Copy out all lines of the records in which the word "Laboratories" appears.

Stored records:
*-*-*
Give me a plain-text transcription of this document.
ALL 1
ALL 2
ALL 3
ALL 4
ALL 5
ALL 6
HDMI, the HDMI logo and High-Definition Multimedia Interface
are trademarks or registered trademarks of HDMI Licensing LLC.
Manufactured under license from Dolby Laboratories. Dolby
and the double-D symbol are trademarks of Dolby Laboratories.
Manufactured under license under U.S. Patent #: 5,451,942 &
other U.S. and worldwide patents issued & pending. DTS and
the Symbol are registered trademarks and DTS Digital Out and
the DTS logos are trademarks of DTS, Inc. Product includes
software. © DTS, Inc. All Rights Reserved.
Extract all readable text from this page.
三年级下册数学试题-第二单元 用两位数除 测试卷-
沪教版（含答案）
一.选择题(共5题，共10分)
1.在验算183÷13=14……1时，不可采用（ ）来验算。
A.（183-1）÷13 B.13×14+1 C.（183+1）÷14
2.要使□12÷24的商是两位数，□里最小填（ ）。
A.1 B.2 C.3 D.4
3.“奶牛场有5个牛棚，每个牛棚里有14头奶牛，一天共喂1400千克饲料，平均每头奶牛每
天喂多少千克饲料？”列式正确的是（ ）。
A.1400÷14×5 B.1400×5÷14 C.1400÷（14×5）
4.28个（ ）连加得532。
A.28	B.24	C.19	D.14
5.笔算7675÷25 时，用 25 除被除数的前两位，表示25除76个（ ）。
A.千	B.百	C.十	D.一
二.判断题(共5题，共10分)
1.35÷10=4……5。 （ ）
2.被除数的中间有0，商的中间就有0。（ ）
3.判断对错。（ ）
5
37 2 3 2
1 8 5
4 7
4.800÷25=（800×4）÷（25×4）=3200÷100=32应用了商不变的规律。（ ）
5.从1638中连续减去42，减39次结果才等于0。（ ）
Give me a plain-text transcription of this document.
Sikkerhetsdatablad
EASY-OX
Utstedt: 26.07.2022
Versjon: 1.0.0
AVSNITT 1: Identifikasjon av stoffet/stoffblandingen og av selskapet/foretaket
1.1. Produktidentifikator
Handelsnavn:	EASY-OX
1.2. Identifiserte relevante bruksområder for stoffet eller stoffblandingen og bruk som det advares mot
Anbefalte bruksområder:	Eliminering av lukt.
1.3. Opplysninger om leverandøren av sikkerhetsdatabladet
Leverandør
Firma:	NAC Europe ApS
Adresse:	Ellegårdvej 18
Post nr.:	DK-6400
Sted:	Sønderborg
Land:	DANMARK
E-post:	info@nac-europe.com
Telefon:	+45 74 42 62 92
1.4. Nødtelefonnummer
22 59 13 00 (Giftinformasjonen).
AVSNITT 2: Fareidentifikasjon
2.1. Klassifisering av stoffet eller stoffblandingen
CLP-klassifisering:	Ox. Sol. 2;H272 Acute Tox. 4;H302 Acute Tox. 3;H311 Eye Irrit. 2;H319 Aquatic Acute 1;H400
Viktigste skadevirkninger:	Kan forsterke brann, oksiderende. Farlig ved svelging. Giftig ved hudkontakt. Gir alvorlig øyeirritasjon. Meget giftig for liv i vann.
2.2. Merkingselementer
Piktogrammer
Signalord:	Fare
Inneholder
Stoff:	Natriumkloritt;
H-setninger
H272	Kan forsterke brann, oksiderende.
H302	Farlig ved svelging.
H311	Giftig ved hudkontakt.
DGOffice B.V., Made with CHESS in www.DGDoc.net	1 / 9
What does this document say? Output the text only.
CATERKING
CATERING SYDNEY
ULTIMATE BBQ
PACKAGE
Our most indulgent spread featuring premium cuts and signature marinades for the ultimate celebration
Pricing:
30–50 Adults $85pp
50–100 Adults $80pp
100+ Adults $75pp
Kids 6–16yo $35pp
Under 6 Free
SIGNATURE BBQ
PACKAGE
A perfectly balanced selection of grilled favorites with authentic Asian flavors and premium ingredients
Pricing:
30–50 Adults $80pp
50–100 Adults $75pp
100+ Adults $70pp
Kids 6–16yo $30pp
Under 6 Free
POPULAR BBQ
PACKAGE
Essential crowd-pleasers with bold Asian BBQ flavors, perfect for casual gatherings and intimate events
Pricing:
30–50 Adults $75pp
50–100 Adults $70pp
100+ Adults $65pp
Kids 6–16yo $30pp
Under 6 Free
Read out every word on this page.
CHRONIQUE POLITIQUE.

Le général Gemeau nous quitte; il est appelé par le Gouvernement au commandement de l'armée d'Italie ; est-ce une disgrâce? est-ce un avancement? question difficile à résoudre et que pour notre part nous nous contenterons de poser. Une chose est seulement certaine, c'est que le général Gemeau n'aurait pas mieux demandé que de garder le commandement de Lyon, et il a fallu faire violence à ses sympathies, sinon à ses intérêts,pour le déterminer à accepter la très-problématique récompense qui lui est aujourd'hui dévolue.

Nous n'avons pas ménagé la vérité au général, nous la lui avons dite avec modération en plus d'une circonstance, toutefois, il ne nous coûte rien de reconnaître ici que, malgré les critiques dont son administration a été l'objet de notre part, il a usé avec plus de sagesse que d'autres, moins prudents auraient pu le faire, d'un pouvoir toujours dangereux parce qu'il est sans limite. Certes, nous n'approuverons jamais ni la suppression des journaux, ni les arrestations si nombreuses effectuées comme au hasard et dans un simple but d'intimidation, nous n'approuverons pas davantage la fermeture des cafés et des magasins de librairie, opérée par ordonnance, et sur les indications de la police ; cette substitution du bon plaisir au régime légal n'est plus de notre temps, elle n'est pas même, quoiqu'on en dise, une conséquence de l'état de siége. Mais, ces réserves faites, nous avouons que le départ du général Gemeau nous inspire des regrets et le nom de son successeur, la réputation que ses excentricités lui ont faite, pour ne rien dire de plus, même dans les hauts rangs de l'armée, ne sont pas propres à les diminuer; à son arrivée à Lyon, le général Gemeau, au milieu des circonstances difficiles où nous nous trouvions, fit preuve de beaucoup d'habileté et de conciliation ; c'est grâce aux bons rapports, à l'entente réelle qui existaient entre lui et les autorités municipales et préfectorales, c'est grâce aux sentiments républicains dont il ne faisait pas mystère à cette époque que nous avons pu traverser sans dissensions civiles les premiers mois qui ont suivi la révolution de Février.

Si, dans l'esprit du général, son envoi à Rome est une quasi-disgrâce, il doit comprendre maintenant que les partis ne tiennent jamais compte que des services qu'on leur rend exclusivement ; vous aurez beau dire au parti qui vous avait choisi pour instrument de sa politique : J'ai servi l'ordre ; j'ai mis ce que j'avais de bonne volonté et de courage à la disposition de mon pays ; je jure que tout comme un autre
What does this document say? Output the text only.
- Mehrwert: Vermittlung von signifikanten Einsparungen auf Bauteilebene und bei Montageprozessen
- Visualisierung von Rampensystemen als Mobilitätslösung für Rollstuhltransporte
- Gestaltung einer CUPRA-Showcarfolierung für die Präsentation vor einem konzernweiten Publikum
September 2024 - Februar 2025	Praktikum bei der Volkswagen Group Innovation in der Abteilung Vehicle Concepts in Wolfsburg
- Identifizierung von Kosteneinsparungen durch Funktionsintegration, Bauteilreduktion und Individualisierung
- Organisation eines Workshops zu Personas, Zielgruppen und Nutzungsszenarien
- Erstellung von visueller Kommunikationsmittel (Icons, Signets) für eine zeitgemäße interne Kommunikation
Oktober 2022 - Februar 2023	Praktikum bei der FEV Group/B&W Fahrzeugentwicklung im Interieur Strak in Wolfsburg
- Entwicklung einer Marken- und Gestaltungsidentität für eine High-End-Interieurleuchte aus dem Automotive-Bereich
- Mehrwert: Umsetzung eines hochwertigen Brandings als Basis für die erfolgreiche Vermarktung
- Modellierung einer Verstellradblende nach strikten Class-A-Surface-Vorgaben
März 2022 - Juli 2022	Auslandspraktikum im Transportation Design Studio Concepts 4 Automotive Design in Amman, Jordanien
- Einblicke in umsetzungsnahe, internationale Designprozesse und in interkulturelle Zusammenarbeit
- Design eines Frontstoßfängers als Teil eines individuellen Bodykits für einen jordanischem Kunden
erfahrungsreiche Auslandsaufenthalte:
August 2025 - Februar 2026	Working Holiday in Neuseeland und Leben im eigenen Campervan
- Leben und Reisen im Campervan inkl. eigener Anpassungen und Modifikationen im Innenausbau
*-*-*
Exercise answer:
Manufactured under license from Dolby Laboratories. Dolby
and the double-D symbol are trademarks of Dolby Laboratories.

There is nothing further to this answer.